EXERCISE REQUIREMENTS: Below are the records; copy each line in them that holds the word "Drive".

-- start EXCERPTED DATA --

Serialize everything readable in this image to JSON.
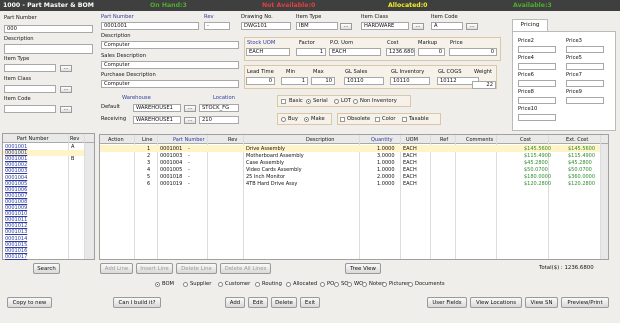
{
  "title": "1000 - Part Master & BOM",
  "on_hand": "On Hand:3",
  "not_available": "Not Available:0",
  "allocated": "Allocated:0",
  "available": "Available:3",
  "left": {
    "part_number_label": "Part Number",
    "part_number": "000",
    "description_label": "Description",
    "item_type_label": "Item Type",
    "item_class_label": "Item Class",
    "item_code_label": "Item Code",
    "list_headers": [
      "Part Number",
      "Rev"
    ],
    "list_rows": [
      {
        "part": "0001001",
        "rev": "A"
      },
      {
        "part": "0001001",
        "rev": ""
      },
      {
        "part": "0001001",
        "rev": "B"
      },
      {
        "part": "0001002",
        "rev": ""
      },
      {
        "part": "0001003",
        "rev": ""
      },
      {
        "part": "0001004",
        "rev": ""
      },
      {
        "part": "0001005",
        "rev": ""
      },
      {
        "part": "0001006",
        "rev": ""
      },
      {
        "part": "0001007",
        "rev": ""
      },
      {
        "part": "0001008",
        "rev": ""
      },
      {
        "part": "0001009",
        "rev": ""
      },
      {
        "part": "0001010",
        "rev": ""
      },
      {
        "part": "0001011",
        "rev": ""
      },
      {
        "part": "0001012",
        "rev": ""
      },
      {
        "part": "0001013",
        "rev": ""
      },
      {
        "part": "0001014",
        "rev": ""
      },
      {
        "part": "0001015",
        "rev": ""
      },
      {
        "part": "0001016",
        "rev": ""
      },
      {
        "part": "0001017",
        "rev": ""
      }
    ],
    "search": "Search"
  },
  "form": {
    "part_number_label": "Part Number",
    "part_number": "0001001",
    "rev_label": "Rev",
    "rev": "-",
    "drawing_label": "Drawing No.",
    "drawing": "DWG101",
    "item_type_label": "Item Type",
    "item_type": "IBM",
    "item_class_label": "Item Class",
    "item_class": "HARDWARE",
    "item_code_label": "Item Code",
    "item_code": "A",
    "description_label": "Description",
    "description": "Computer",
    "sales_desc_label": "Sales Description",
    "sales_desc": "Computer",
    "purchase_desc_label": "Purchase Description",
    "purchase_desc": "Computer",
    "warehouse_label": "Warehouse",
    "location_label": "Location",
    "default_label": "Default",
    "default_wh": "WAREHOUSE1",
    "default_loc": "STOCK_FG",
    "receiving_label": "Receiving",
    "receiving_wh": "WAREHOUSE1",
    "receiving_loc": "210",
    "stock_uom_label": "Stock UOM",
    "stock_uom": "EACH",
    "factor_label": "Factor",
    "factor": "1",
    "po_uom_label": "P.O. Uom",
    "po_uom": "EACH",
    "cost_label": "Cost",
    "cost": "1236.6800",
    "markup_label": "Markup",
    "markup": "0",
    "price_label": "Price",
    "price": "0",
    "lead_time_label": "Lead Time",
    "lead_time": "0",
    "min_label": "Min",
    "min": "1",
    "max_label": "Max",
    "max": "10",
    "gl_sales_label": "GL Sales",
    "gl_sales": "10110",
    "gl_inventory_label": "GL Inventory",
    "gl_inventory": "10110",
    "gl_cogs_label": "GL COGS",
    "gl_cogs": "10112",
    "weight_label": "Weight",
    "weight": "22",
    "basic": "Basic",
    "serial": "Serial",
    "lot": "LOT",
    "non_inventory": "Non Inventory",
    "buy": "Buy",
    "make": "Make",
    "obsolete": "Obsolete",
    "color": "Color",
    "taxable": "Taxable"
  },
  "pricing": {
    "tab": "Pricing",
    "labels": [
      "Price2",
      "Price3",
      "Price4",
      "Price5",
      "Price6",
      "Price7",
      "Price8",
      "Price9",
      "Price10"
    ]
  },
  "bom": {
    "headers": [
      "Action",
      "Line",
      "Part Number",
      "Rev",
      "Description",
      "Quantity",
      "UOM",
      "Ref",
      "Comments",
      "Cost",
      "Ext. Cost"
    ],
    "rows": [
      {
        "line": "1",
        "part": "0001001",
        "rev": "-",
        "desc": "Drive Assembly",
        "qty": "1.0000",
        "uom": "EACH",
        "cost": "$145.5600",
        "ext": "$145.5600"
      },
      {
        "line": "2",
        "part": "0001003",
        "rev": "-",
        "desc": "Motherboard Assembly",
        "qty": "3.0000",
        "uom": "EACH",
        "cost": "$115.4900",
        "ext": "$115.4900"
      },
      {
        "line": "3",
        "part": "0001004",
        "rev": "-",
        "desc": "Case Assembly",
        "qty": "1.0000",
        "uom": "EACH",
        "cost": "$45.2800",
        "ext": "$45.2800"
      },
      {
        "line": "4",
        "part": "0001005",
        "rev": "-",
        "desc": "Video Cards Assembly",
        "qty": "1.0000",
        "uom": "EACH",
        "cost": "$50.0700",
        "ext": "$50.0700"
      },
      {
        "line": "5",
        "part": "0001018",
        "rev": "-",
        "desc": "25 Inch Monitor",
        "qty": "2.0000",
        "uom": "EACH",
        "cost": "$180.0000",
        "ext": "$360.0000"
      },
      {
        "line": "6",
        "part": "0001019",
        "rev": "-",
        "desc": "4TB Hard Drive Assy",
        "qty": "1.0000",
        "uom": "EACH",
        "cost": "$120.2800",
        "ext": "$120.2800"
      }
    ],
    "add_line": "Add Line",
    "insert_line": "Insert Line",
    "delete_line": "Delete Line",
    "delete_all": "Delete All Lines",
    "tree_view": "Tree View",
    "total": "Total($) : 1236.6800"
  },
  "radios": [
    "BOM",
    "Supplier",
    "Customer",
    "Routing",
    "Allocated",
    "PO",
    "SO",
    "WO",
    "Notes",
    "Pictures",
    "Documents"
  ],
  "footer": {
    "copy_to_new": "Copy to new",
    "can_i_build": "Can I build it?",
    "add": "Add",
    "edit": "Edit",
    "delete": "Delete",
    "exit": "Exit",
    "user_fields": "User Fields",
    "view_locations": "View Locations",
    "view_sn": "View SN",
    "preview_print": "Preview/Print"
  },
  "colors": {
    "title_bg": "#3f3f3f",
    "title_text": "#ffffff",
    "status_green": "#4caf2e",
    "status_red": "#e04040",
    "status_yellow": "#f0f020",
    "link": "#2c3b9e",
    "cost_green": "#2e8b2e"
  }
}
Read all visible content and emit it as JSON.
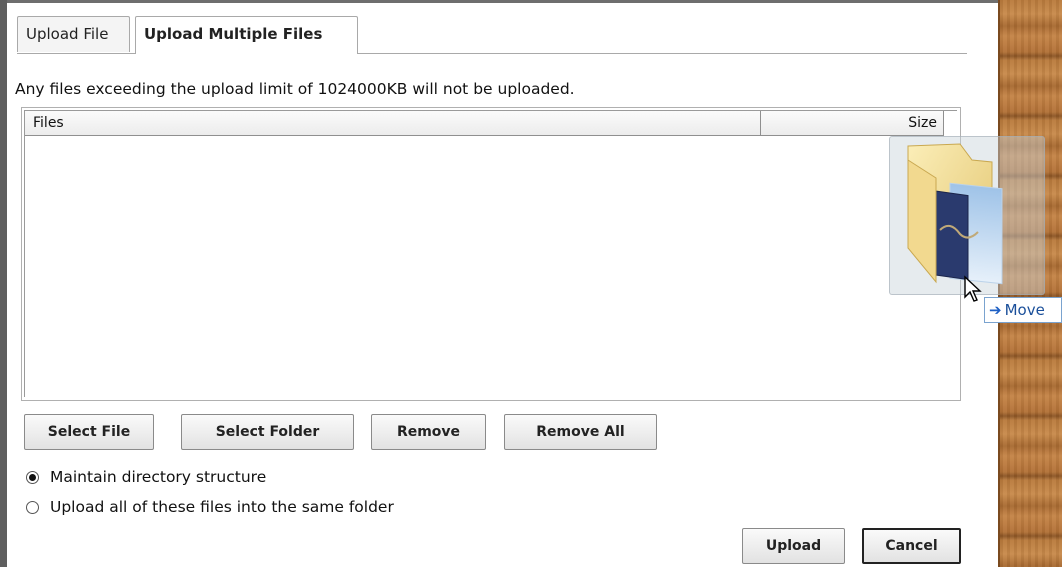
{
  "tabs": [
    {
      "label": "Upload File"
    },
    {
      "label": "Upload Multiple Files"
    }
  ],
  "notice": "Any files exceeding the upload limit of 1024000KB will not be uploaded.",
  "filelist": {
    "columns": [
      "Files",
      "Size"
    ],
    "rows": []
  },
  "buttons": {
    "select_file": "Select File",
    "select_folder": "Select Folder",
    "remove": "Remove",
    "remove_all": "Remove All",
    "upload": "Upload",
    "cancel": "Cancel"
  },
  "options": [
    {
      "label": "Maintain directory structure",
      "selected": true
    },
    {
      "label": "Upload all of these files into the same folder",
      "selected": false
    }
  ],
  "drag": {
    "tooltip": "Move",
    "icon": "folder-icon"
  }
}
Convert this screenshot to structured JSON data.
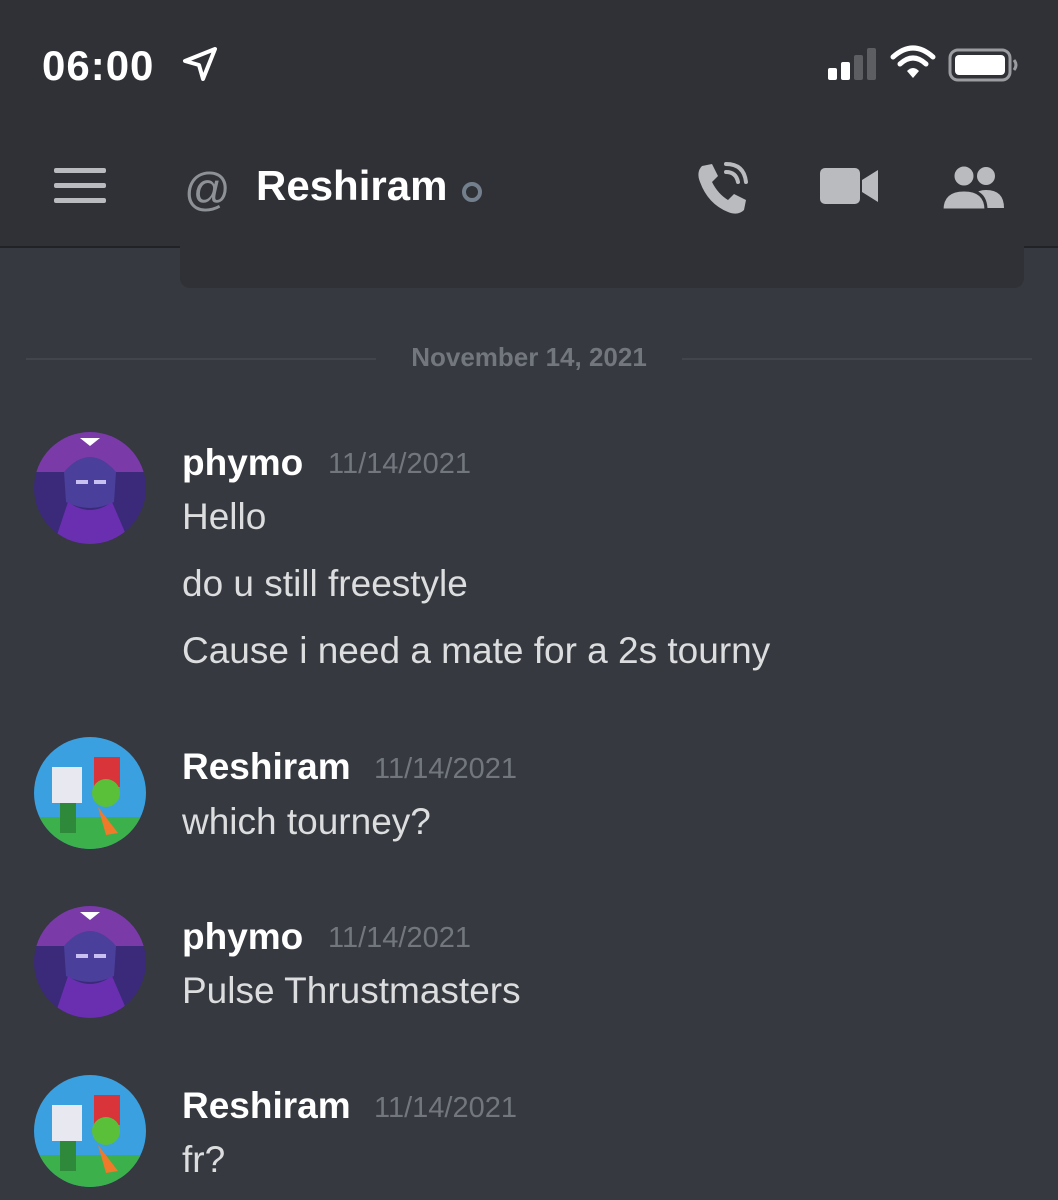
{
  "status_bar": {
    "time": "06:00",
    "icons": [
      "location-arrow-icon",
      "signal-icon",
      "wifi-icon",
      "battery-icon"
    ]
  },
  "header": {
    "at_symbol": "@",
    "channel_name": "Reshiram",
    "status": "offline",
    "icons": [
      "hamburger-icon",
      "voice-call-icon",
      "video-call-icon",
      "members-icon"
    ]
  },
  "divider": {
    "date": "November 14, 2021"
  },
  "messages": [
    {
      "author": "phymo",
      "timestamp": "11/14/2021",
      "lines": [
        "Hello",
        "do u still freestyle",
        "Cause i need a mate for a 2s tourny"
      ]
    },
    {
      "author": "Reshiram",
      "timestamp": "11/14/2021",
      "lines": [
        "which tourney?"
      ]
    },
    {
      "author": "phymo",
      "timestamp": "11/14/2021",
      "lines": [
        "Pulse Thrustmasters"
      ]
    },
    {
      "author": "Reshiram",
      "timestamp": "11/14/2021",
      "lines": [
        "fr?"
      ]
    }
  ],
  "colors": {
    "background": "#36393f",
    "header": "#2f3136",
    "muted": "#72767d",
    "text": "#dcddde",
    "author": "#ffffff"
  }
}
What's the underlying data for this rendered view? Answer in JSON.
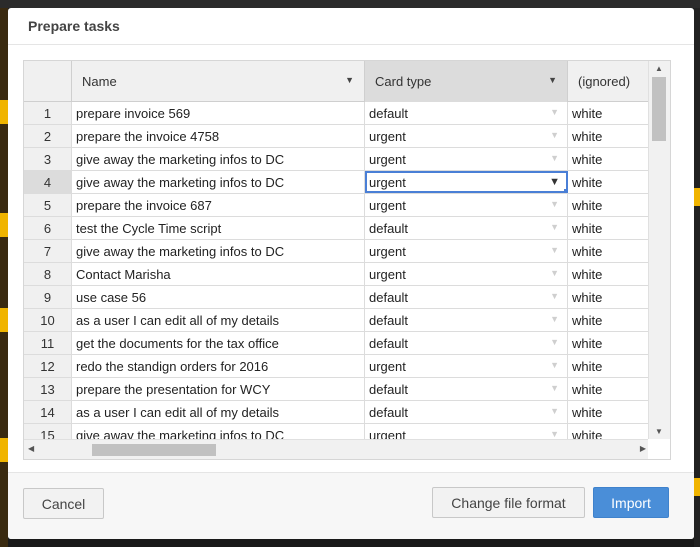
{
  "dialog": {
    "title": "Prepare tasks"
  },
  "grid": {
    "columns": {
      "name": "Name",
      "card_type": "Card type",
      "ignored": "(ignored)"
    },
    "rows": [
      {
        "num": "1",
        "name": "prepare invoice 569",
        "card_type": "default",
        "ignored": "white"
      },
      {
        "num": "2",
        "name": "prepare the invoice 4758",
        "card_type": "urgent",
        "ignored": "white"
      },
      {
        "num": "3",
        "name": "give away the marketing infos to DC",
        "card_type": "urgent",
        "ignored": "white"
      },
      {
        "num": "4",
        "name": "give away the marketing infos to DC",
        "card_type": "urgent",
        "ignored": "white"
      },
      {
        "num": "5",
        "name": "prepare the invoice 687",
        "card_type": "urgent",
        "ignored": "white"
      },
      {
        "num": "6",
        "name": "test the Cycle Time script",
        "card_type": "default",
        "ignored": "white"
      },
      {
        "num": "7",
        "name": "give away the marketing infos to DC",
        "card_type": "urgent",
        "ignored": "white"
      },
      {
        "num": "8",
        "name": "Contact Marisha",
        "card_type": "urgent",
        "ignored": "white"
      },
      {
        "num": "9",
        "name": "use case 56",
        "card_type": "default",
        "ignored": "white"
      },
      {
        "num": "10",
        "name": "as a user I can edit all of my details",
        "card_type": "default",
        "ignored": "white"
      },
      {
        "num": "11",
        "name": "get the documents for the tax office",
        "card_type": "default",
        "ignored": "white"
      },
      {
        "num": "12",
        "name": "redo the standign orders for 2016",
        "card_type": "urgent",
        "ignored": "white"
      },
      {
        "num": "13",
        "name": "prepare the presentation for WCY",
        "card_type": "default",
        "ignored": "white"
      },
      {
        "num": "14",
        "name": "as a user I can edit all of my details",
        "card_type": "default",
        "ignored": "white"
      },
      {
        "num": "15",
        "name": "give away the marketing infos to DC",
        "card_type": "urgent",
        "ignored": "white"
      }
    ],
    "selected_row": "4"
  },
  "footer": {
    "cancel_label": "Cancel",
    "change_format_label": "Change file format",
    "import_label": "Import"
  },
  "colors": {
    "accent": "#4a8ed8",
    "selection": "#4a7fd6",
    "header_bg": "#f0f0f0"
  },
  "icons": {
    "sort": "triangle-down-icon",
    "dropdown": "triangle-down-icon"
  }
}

-- end EXCERPTED DATA --

WORKED SOLUTION:
        "desc": "Drive Assembly",
        "desc": "4TB Hard Drive Assy",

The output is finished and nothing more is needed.